• _Page excerpt_:
Feature Request: Upsert

Question

Feature Request: Upsert

nscimerical opened this issue 5 years ago · 20 comments

Is it possible to have atomic upsert functionality similar to postresql's INSERT ON CONFLICT or mysql's INSERT ON DUPLICATE KEY UPDATE statement? Use case is to save roundtrips on remote databases and to minimize lines of code.

Answer 1 · 2019-11-04T08:09:46.000Z

This issue somehow depends on #127. Although, it's possible to define the conflict on any constraint.

I don't see any problem with adding this after #127 will be addressed.

Answer 2 · 2020-01-07T08:06:27.000Z

@a8m do you have already a syntax for upsert in mind? Since upsert is different in Postgres/Sqlite and Mysql, Ent should probably abstract that common case.

Just a draft of my current thinking:

pedro, err := client.Pet.
    UpsertOneID(id).
    Create(
	pet.Create().SetName("pedro")
    ).
    Update(
        pet.Update().SetOwnerID(owner)
    ).
    Save(ctx)

This would allow us to reuse the Settters for Create and Update and ensure that Create and Update can include different properties.

Answer 3 · 2020-05-20T07:01:21.000Z

This looks rather promising.

Answer 4 · 2020-09-14T17:52:49.000Z

Any ETA on this? :)

Answer 5 · 2020-10-01T03:03:21.000Z

I want one.

Answer 6 · 2020-10-26T07:46:06.000Z

I need it.

Answer 7 · 2020-11-09T21:47:03.000Z

yes please

Answer 8 · 2020-12-09T20:14:34.000Z

Sorry to bug but is this being worked on? 🤦🏾‍♂️

Answer 9 · 2021-01-03T04:45:40.000Z

Has anyone made a start on this? I'd like to contribute!

Answer 10 · 2021-01-03T06:21:31.000Z

A few thoughts on this — at least from a Postgres standpoint — using ON CONFLICT requires some sort of annotation to indicate that a field is unique (already supported in the schema) or supply it with a named constraint (also generated by using index.Field(...).Unique(). Beyond that we need to update the graph inserter with the necessary pieces to write the conflict statement. Assuming something like @chris-rock suggested above, I've started to put this together:

// Pet holds the schema definition for the Pet entity.
type Pet struct {
	ent.Schema
}

// Fields of the Pet.
func (Pet) Fields() []ent.Field {
	return []ent.Field{
		field.String("name"),
	}
}

func (Pet) Indexes() []ent.Index {
	return []ent.Index{
		index.Fields("name").Unique(),
	}
}

// Usage:
pedro, err := client.Pet.
    Upsert().
    Create().SetName("pedro").
    Update().SetName("pedro-2").
    Save(ctx)

WIP #1121

Answer 11 · 2021-01-03T06:34:48.000Z

Has anyone made a start on this? I'd like to contribute!

I started an experiment for handing this, the only open question about it is whether we want to add a new hook/policy type for UpsertOne and Upsert (bulk).

Regarding the API, I used something as follows:

client.Pet.
    Create().
    // Setters...
    OnConflict(...).
    Update()
    // Setters...
    Save(ctx)

• _Saved entries_:

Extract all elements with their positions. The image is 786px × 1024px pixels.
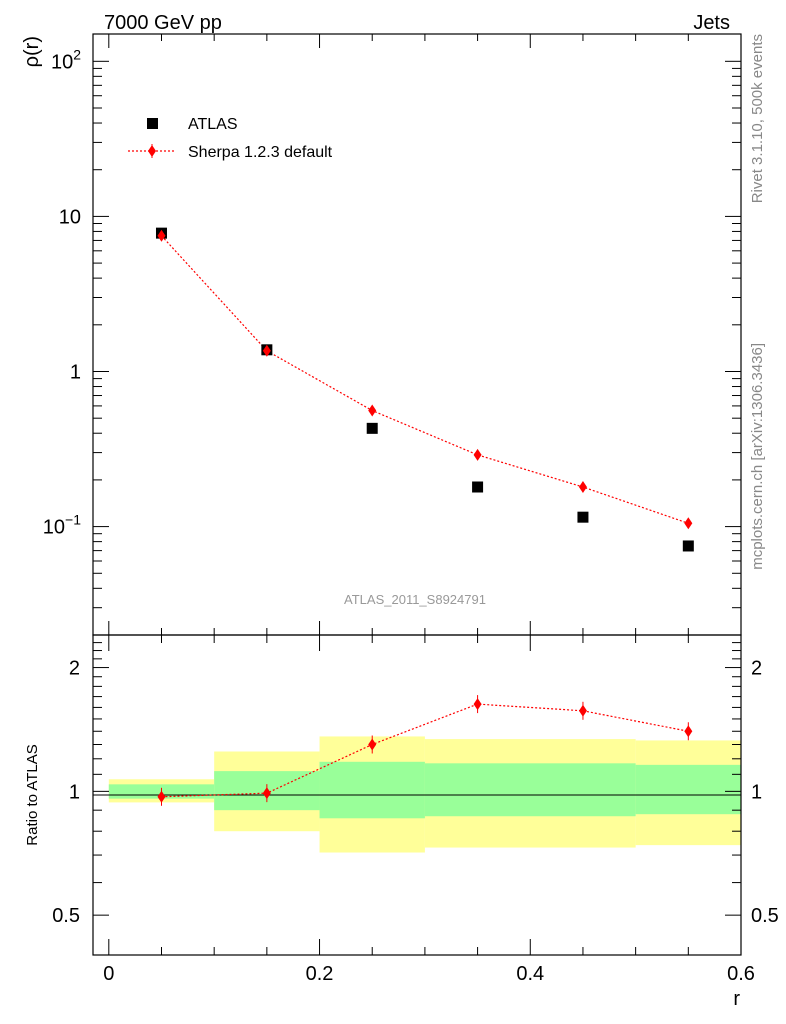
main-axis-ticks <box>93 34 742 636</box>
ratio-sherpa-point <box>684 725 693 738</box>
legend-sherpa-label: Sherpa 1.2.3 default <box>188 144 333 161</box>
ratio-sherpa-line <box>161 703 689 798</box>
header-left: 7000 GeV pp <box>104 12 222 34</box>
main-y-tick-labels: 10−1 1 10 102 <box>43 46 81 538</box>
x-tick-label: 0 <box>103 963 114 985</box>
ratio-plot-frame <box>92 634 742 956</box>
main-y-tick-label: 1 <box>70 361 81 383</box>
sherpa-point <box>578 481 587 494</box>
legend-atlas-marker <box>147 118 158 129</box>
header-right: Jets <box>693 12 730 34</box>
legend-atlas-label: ATLAS <box>188 116 238 133</box>
ratio-sherpa-point <box>578 704 587 717</box>
x-tick-label: 0.2 <box>306 963 334 985</box>
atlas-point <box>682 540 694 552</box>
sherpa-point <box>262 344 271 357</box>
stat-uncertainty-band <box>319 761 425 819</box>
sherpa-point <box>684 517 693 530</box>
mcplots-text: mcplots.cern.ch [arXiv:1306.3436] <box>749 343 766 570</box>
ratio-axis-ticks <box>93 635 742 956</box>
analysis-id-label: ATLAS_2011_S8924791 <box>344 592 486 607</box>
main-y-axis-label: ρ(r) <box>21 36 43 67</box>
main-panel: 10−1 1 10 102 ρ(r) ATLAS_2011_S8924791 ATLA… <box>21 33 742 636</box>
sherpa-point <box>368 404 377 417</box>
ratio-sherpa-point <box>368 738 377 751</box>
ratio-sherpa-point <box>473 698 482 711</box>
x-axis-label: r <box>733 988 740 1010</box>
x-tick-label: 0.6 <box>727 963 755 985</box>
ratio-points <box>157 695 693 806</box>
ratio-tick-labels: 0.5 0.5 1 1 2 2 0 0.2 0.4 0.6 <box>52 658 779 985</box>
ratio-y-tick-label-right: 1 <box>751 781 762 803</box>
legend: ATLAS Sherpa 1.2.3 default <box>128 116 333 161</box>
main-y-tick-label: 10−1 <box>43 512 81 539</box>
ratio-sherpa-point <box>157 790 166 803</box>
stat-uncertainty-band <box>635 764 741 815</box>
main-y-tick-label: 102 <box>51 46 81 73</box>
sherpa-line <box>161 235 689 524</box>
ratio-y-tick-label: 0.5 <box>52 905 80 927</box>
x-tick-label: 0.4 <box>516 963 544 985</box>
ratio-uncertainty-bands <box>108 736 741 853</box>
main-y-tick-label: 10 <box>59 206 81 228</box>
atlas-point <box>472 481 484 493</box>
main-points <box>155 227 694 552</box>
atlas-point <box>577 511 589 523</box>
stat-uncertainty-band <box>424 763 636 817</box>
legend-sherpa-marker <box>148 145 156 157</box>
ratio-y-tick-label: 2 <box>69 658 80 680</box>
ratio-y-axis-label: Ratio to ATLAS <box>24 744 41 845</box>
atlas-point <box>366 422 378 434</box>
sherpa-point <box>473 448 482 461</box>
ratio-panel: 0.5 0.5 1 1 2 2 0 0.2 0.4 0.6 Ratio to ATLAS r <box>24 634 779 1010</box>
ratio-y-tick-label-right: 0.5 <box>751 905 779 927</box>
ratio-sherpa-point <box>262 787 271 800</box>
ratio-y-tick-label: 1 <box>69 781 80 803</box>
sherpa-point <box>157 229 166 242</box>
rivet-version-text: Rivet 3.1.10, 500k events <box>749 34 766 203</box>
ratio-y-tick-label-right: 2 <box>751 658 762 680</box>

• _Exercise instructions_:
Write out the stretch of the upsert thread from "UpsertOneID(id)." through "looks rather promising." word for word.

• _Task output_:
UpsertOneID(id).
    Create(
	pet.Create().SetName("pedro")
    ).
    Update(
        pet.Update().SetOwnerID(owner)
    ).
    Save(ctx)

This would allow us to reuse the Settters for Create and Update and ensure that Create and Update can include different properties.

Answer 3 · 2020-05-20T07:01:21.000Z

This looks rather promising.